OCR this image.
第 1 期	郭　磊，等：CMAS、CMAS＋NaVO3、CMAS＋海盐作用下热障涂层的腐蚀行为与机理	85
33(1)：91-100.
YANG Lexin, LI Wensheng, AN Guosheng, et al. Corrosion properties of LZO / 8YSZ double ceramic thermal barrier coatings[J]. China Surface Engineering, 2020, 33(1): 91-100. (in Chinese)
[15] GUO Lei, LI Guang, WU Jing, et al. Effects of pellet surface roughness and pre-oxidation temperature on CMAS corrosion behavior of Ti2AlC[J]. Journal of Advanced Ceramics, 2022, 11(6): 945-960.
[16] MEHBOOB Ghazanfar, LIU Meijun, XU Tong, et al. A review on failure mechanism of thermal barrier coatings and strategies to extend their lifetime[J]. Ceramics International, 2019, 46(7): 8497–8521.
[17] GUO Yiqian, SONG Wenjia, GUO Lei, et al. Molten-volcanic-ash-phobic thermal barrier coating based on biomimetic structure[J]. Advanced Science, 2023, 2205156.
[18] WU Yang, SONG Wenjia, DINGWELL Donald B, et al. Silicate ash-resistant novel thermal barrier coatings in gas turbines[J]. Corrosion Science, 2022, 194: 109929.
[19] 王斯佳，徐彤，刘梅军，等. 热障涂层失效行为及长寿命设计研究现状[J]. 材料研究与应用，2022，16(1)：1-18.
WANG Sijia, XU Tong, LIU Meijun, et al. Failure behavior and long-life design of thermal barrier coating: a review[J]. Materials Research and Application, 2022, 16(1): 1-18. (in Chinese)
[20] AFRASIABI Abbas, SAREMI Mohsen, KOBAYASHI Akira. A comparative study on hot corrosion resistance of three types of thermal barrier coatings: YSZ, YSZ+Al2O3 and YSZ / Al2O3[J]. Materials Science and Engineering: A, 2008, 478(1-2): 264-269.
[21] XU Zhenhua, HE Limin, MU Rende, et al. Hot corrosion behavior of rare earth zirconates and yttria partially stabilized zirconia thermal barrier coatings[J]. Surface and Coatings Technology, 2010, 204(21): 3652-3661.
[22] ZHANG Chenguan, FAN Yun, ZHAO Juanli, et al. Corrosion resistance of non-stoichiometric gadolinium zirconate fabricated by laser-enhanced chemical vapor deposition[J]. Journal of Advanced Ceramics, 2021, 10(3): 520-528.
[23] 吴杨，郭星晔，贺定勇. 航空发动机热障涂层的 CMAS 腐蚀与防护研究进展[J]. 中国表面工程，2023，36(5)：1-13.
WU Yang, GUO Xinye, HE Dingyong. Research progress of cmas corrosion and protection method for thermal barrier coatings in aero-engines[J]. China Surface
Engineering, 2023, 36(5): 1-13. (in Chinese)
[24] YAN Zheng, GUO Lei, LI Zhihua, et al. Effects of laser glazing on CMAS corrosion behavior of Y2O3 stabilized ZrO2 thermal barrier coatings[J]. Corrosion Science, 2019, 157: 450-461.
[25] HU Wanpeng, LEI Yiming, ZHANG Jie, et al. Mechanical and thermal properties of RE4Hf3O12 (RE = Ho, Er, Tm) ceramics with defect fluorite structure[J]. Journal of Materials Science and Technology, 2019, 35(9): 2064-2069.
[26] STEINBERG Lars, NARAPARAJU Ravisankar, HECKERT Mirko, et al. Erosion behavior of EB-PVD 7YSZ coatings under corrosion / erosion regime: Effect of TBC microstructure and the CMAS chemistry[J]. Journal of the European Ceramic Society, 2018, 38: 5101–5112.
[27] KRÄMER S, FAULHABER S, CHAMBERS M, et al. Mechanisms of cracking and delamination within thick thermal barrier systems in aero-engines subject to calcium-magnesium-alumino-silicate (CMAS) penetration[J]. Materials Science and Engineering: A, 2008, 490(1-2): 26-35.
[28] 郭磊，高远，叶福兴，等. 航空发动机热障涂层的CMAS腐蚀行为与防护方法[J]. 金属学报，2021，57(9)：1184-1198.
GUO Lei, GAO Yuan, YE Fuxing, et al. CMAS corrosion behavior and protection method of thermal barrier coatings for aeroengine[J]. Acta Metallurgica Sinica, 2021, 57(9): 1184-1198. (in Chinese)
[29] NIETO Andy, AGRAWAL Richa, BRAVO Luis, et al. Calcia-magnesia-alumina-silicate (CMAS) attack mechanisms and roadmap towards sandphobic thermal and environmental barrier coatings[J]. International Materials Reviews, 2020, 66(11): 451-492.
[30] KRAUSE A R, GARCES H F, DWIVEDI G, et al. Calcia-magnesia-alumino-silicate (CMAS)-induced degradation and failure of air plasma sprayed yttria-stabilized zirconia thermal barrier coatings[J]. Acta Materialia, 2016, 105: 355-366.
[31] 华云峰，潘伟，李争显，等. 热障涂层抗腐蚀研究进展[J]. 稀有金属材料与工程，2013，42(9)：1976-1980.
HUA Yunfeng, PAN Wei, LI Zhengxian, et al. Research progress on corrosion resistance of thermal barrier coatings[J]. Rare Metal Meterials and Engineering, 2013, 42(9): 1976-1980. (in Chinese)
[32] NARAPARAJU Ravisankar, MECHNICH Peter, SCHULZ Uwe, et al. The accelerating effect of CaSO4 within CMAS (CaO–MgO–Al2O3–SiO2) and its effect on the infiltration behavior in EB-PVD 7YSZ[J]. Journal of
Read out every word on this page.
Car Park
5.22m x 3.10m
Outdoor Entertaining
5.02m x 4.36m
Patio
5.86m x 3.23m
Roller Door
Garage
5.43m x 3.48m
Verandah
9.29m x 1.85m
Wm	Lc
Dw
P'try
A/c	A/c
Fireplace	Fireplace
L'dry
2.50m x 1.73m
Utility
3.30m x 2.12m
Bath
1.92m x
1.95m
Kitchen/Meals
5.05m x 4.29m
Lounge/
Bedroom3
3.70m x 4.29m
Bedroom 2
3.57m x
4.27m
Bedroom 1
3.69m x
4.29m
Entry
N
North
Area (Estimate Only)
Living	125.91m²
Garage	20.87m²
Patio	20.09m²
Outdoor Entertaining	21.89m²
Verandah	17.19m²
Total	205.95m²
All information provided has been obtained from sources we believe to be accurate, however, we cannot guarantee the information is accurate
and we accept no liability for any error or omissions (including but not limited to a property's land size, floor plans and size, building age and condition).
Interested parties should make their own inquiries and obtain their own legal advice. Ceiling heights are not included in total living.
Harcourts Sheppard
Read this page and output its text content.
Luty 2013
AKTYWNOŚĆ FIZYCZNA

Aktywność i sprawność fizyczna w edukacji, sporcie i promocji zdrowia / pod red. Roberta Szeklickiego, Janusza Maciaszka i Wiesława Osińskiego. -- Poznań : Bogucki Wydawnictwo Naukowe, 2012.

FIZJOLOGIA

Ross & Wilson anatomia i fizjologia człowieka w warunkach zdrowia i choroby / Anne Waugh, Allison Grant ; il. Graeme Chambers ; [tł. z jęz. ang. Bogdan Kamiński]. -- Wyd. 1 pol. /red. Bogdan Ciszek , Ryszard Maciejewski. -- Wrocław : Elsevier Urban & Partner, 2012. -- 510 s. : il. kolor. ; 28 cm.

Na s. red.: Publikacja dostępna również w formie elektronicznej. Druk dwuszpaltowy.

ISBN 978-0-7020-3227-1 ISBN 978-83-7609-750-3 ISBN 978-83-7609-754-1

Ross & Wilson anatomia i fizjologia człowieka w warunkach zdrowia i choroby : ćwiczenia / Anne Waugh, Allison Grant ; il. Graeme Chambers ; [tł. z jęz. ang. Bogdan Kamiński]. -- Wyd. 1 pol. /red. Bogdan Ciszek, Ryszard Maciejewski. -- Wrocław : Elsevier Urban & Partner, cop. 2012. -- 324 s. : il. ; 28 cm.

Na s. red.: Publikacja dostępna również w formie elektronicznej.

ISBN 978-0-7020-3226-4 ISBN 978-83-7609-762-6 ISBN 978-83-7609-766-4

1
__________________________________________________
> [The request] Gather each line of the listing that holds the string "Outdoor".

> [Written response]
Outdoor Entertaining
Outdoor Entertaining	21.89m²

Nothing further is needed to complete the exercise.